● **Task objective**
Repeat the material exactly, leaving nothing out.

● **Data rows**
########

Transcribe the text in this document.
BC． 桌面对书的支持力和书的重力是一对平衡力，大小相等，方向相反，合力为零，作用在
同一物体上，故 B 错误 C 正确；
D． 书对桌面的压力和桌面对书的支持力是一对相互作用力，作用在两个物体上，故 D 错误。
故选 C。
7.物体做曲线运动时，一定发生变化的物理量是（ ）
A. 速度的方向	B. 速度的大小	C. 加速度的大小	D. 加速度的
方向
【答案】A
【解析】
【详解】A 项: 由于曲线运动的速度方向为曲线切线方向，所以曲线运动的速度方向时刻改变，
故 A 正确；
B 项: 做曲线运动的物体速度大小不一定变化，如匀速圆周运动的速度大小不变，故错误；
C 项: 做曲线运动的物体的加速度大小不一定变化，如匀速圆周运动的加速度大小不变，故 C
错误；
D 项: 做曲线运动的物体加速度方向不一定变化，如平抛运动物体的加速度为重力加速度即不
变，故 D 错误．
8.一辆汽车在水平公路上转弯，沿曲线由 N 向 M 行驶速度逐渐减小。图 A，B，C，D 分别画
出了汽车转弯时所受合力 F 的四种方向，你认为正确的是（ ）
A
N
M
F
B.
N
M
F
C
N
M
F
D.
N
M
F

########

● **Answer to this task**
Transcribe the text in this document.
BC． 桌面对书的支持力和书的重力是一对平衡力，大小相等，方向相反，合力为零，作用在
同一物体上，故 B 错误 C 正确；
D． 书对桌面的压力和桌面对书的支持力是一对相互作用力，作用在两个物体上，故 D 错误。
故选 C。
7.物体做曲线运动时，一定发生变化的物理量是（ ）
A. 速度的方向	B. 速度的大小	C. 加速度的大小	D. 加速度的
方向
【答案】A
【解析】
【详解】A 项: 由于曲线运动的速度方向为曲线切线方向，所以曲线运动的速度方向时刻改变，
故 A 正确；
B 项: 做曲线运动的物体速度大小不一定变化，如匀速圆周运动的速度大小不变，故错误；
C 项: 做曲线运动的物体的加速度大小不一定变化，如匀速圆周运动的加速度大小不变，故 C
错误；
D 项: 做曲线运动的物体加速度方向不一定变化，如平抛运动物体的加速度为重力加速度即不
变，故 D 错误．
8.一辆汽车在水平公路上转弯，沿曲线由 N 向 M 行驶速度逐渐减小。图 A，B，C，D 分别画
出了汽车转弯时所受合力 F 的四种方向，你认为正确的是（ ）
A
N
M
F
B.
N
M
F
C
N
M
F
D.
N
M
F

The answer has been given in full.